Exercise details — Beneath this sentence is a set of records; write each of them out exactly.

Data for this exercise —

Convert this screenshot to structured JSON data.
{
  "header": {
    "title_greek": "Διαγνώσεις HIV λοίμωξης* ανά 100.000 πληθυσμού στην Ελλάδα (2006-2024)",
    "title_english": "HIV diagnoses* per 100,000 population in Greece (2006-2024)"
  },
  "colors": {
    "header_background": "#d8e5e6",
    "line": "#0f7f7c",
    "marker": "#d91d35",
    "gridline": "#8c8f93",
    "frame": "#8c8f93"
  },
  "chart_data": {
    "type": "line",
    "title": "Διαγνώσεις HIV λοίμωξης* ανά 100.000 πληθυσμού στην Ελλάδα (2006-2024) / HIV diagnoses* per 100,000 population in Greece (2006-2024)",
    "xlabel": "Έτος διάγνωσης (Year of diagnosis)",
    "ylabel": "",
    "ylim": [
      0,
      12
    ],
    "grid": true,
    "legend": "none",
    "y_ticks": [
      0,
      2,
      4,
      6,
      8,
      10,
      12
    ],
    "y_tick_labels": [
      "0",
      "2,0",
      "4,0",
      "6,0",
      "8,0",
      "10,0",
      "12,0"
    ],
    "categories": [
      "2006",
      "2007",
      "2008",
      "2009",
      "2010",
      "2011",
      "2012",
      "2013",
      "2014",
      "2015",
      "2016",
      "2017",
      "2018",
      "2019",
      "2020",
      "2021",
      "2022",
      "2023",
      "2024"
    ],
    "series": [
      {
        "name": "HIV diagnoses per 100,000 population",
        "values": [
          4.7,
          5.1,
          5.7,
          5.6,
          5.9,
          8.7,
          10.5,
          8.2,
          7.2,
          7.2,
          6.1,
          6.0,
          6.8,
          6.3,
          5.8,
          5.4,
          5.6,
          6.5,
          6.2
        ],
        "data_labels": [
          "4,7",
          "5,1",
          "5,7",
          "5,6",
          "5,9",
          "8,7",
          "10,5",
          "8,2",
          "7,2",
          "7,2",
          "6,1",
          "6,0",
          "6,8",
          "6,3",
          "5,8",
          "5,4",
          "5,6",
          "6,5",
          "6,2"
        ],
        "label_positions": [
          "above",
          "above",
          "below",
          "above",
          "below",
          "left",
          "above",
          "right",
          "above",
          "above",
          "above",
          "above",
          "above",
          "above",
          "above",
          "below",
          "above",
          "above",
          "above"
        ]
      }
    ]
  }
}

The result —
Convert this screenshot to structured JSON data.
{
  "header": {
    "title_greek": "Διαγνώσεις HIV λοίμωξης* ανά 100.000 πληθυσμού στην Ελλάδα (2006-2024)",
    "title_english": "HIV diagnoses* per 100,000 population in Greece (2006-2024)"
  },
  "colors": {
    "header_background": "#d8e5e6",
    "line": "#0f7f7c",
    "marker": "#d91d35",
    "gridline": "#8c8f93",
    "frame": "#8c8f93"
  },
  "chart_data": {
    "type": "line",
    "title": "Διαγνώσεις HIV λοίμωξης* ανά 100.000 πληθυσμού στην Ελλάδα (2006-2024) / HIV diagnoses* per 100,000 population in Greece (2006-2024)",
    "xlabel": "Έτος διάγνωσης (Year of diagnosis)",
    "ylabel": "",
    "ylim": [
      0,
      12
    ],
    "grid": true,
    "legend": "none",
    "y_ticks": [
      0,
      2,
      4,
      6,
      8,
      10,
      12
    ],
    "y_tick_labels": [
      "0",
      "2,0",
      "4,0",
      "6,0",
      "8,0",
      "10,0",
      "12,0"
    ],
    "categories": [
      "2006",
      "2007",
      "2008",
      "2009",
      "2010",
      "2011",
      "2012",
      "2013",
      "2014",
      "2015",
      "2016",
      "2017",
      "2018",
      "2019",
      "2020",
      "2021",
      "2022",
      "2023",
      "2024"
    ],
    "series": [
      {
        "name": "HIV diagnoses per 100,000 population",
        "values": [
          4.7,
          5.1,
          5.7,
          5.6,
          5.9,
          8.7,
          10.5,
          8.2,
          7.2,
          7.2,
          6.1,
          6.0,
          6.8,
          6.3,
          5.8,
          5.4,
          5.6,
          6.5,
          6.2
        ],
        "data_labels": [
          "4,7",
          "5,1",
          "5,7",
          "5,6",
          "5,9",
          "8,7",
          "10,5",
          "8,2",
          "7,2",
          "7,2",
          "6,1",
          "6,0",
          "6,8",
          "6,3",
          "5,8",
          "5,4",
          "5,6",
          "6,5",
          "6,2"
        ],
        "label_positions": [
          "above",
          "above",
          "below",
          "above",
          "below",
          "left",
          "above",
          "right",
          "above",
          "above",
          "above",
          "above",
          "above",
          "above",
          "above",
          "below",
          "above",
          "above",
          "above"
        ]
      }
    ]
  }
}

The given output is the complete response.